Record list
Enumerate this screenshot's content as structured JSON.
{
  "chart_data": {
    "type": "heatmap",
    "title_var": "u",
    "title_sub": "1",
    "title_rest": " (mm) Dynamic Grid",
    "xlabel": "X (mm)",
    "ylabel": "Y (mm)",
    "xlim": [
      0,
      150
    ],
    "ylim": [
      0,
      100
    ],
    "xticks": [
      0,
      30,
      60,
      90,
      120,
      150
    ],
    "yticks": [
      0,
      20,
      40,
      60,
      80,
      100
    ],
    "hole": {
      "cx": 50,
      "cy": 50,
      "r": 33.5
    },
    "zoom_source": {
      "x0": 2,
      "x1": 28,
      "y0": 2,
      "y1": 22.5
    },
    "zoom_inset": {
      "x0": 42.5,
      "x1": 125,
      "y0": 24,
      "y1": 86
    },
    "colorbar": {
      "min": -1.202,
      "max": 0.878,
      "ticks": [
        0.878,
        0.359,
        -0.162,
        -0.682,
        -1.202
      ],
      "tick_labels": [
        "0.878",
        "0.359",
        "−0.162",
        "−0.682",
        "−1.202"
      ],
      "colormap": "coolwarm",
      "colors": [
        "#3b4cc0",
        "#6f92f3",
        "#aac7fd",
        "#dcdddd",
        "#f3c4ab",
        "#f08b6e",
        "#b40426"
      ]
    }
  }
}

What to work on
Set every line of the listing down word for word.

Solution for this task
Enumerate this screenshot's content as structured JSON.
{
  "chart_data": {
    "type": "heatmap",
    "title_var": "u",
    "title_sub": "1",
    "title_rest": " (mm) Dynamic Grid",
    "xlabel": "X (mm)",
    "ylabel": "Y (mm)",
    "xlim": [
      0,
      150
    ],
    "ylim": [
      0,
      100
    ],
    "xticks": [
      0,
      30,
      60,
      90,
      120,
      150
    ],
    "yticks": [
      0,
      20,
      40,
      60,
      80,
      100
    ],
    "hole": {
      "cx": 50,
      "cy": 50,
      "r": 33.5
    },
    "zoom_source": {
      "x0": 2,
      "x1": 28,
      "y0": 2,
      "y1": 22.5
    },
    "zoom_inset": {
      "x0": 42.5,
      "x1": 125,
      "y0": 24,
      "y1": 86
    },
    "colorbar": {
      "min": -1.202,
      "max": 0.878,
      "ticks": [
        0.878,
        0.359,
        -0.162,
        -0.682,
        -1.202
      ],
      "tick_labels": [
        "0.878",
        "0.359",
        "−0.162",
        "−0.682",
        "−1.202"
      ],
      "colormap": "coolwarm",
      "colors": [
        "#3b4cc0",
        "#6f92f3",
        "#aac7fd",
        "#dcdddd",
        "#f3c4ab",
        "#f08b6e",
        "#b40426"
      ]
    }
  }
}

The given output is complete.